═══ Records supplied

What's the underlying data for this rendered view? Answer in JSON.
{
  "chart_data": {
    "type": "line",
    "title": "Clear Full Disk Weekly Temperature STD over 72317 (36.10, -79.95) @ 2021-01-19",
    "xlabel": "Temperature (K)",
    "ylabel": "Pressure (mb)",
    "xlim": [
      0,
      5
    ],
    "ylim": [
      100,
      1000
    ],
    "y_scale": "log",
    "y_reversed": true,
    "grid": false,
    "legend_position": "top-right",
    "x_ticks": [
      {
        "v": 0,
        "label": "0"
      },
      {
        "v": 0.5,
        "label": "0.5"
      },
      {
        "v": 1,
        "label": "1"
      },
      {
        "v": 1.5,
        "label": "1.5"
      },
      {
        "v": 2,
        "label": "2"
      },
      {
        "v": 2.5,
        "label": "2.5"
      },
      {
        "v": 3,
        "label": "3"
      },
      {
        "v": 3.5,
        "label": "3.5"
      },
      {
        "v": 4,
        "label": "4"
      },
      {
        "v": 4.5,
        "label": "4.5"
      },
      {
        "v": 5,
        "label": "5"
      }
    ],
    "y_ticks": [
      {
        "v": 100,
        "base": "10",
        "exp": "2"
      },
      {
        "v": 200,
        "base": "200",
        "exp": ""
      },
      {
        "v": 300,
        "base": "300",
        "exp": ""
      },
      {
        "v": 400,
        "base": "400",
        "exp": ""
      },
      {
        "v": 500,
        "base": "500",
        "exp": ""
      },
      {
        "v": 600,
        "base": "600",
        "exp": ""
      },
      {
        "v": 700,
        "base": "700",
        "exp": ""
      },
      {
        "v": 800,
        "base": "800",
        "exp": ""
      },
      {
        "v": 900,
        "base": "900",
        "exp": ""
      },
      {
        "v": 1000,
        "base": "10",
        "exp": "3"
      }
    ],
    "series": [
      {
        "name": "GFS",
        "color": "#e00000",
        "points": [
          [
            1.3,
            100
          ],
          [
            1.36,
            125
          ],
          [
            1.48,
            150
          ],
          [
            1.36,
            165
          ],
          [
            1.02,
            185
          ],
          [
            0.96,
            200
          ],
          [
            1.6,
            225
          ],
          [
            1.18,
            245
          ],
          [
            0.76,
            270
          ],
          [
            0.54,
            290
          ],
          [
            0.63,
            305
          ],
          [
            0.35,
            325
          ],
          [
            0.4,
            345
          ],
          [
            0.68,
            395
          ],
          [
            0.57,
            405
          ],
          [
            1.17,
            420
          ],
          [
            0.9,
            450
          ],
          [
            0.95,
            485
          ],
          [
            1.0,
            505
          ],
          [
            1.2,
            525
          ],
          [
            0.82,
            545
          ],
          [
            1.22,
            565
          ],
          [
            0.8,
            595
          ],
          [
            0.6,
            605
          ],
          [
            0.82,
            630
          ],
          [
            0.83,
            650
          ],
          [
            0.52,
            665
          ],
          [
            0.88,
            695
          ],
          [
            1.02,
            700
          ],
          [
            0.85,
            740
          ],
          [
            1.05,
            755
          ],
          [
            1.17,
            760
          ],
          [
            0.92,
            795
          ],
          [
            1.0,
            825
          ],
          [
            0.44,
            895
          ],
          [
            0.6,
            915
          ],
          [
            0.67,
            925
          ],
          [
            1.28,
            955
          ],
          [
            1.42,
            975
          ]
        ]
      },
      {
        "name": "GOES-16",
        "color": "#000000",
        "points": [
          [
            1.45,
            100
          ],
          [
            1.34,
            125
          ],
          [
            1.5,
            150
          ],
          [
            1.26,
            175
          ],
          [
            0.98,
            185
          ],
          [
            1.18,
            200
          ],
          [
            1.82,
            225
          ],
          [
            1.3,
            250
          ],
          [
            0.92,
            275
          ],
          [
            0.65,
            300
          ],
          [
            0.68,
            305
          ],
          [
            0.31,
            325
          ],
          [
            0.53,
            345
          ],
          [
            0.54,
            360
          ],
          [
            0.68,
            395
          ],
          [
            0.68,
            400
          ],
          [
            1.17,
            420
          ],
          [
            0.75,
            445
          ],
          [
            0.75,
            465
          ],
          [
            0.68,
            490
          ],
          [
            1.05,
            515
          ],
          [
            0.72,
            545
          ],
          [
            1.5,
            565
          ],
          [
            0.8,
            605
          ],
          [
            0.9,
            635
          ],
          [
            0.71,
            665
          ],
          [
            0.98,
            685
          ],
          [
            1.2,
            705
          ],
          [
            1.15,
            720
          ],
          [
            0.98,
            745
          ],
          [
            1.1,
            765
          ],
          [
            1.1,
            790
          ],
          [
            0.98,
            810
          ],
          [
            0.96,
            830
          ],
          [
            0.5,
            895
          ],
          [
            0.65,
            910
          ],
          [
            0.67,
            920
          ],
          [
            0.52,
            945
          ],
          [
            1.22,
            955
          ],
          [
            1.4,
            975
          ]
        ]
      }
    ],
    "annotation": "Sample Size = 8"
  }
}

══════

• _Problem to work on_:
Return the lines above exactly, keeping every word.

• _Task solution_:
What's the underlying data for this rendered view? Answer in JSON.
{
  "chart_data": {
    "type": "line",
    "title": "Clear Full Disk Weekly Temperature STD over 72317 (36.10, -79.95) @ 2021-01-19",
    "xlabel": "Temperature (K)",
    "ylabel": "Pressure (mb)",
    "xlim": [
      0,
      5
    ],
    "ylim": [
      100,
      1000
    ],
    "y_scale": "log",
    "y_reversed": true,
    "grid": false,
    "legend_position": "top-right",
    "x_ticks": [
      {
        "v": 0,
        "label": "0"
      },
      {
        "v": 0.5,
        "label": "0.5"
      },
      {
        "v": 1,
        "label": "1"
      },
      {
        "v": 1.5,
        "label": "1.5"
      },
      {
        "v": 2,
        "label": "2"
      },
      {
        "v": 2.5,
        "label": "2.5"
      },
      {
        "v": 3,
        "label": "3"
      },
      {
        "v": 3.5,
        "label": "3.5"
      },
      {
        "v": 4,
        "label": "4"
      },
      {
        "v": 4.5,
        "label": "4.5"
      },
      {
        "v": 5,
        "label": "5"
      }
    ],
    "y_ticks": [
      {
        "v": 100,
        "base": "10",
        "exp": "2"
      },
      {
        "v": 200,
        "base": "200",
        "exp": ""
      },
      {
        "v": 300,
        "base": "300",
        "exp": ""
      },
      {
        "v": 400,
        "base": "400",
        "exp": ""
      },
      {
        "v": 500,
        "base": "500",
        "exp": ""
      },
      {
        "v": 600,
        "base": "600",
        "exp": ""
      },
      {
        "v": 700,
        "base": "700",
        "exp": ""
      },
      {
        "v": 800,
        "base": "800",
        "exp": ""
      },
      {
        "v": 900,
        "base": "900",
        "exp": ""
      },
      {
        "v": 1000,
        "base": "10",
        "exp": "3"
      }
    ],
    "series": [
      {
        "name": "GFS",
        "color": "#e00000",
        "points": [
          [
            1.3,
            100
          ],
          [
            1.36,
            125
          ],
          [
            1.48,
            150
          ],
          [
            1.36,
            165
          ],
          [
            1.02,
            185
          ],
          [
            0.96,
            200
          ],
          [
            1.6,
            225
          ],
          [
            1.18,
            245
          ],
          [
            0.76,
            270
          ],
          [
            0.54,
            290
          ],
          [
            0.63,
            305
          ],
          [
            0.35,
            325
          ],
          [
            0.4,
            345
          ],
          [
            0.68,
            395
          ],
          [
            0.57,
            405
          ],
          [
            1.17,
            420
          ],
          [
            0.9,
            450
          ],
          [
            0.95,
            485
          ],
          [
            1.0,
            505
          ],
          [
            1.2,
            525
          ],
          [
            0.82,
            545
          ],
          [
            1.22,
            565
          ],
          [
            0.8,
            595
          ],
          [
            0.6,
            605
          ],
          [
            0.82,
            630
          ],
          [
            0.83,
            650
          ],
          [
            0.52,
            665
          ],
          [
            0.88,
            695
          ],
          [
            1.02,
            700
          ],
          [
            0.85,
            740
          ],
          [
            1.05,
            755
          ],
          [
            1.17,
            760
          ],
          [
            0.92,
            795
          ],
          [
            1.0,
            825
          ],
          [
            0.44,
            895
          ],
          [
            0.6,
            915
          ],
          [
            0.67,
            925
          ],
          [
            1.28,
            955
          ],
          [
            1.42,
            975
          ]
        ]
      },
      {
        "name": "GOES-16",
        "color": "#000000",
        "points": [
          [
            1.45,
            100
          ],
          [
            1.34,
            125
          ],
          [
            1.5,
            150
          ],
          [
            1.26,
            175
          ],
          [
            0.98,
            185
          ],
          [
            1.18,
            200
          ],
          [
            1.82,
            225
          ],
          [
            1.3,
            250
          ],
          [
            0.92,
            275
          ],
          [
            0.65,
            300
          ],
          [
            0.68,
            305
          ],
          [
            0.31,
            325
          ],
          [
            0.53,
            345
          ],
          [
            0.54,
            360
          ],
          [
            0.68,
            395
          ],
          [
            0.68,
            400
          ],
          [
            1.17,
            420
          ],
          [
            0.75,
            445
          ],
          [
            0.75,
            465
          ],
          [
            0.68,
            490
          ],
          [
            1.05,
            515
          ],
          [
            0.72,
            545
          ],
          [
            1.5,
            565
          ],
          [
            0.8,
            605
          ],
          [
            0.9,
            635
          ],
          [
            0.71,
            665
          ],
          [
            0.98,
            685
          ],
          [
            1.2,
            705
          ],
          [
            1.15,
            720
          ],
          [
            0.98,
            745
          ],
          [
            1.1,
            765
          ],
          [
            1.1,
            790
          ],
          [
            0.98,
            810
          ],
          [
            0.96,
            830
          ],
          [
            0.5,
            895
          ],
          [
            0.65,
            910
          ],
          [
            0.67,
            920
          ],
          [
            0.52,
            945
          ],
          [
            1.22,
            955
          ],
          [
            1.4,
            975
          ]
        ]
      }
    ],
    "annotation": "Sample Size = 8"
  }
}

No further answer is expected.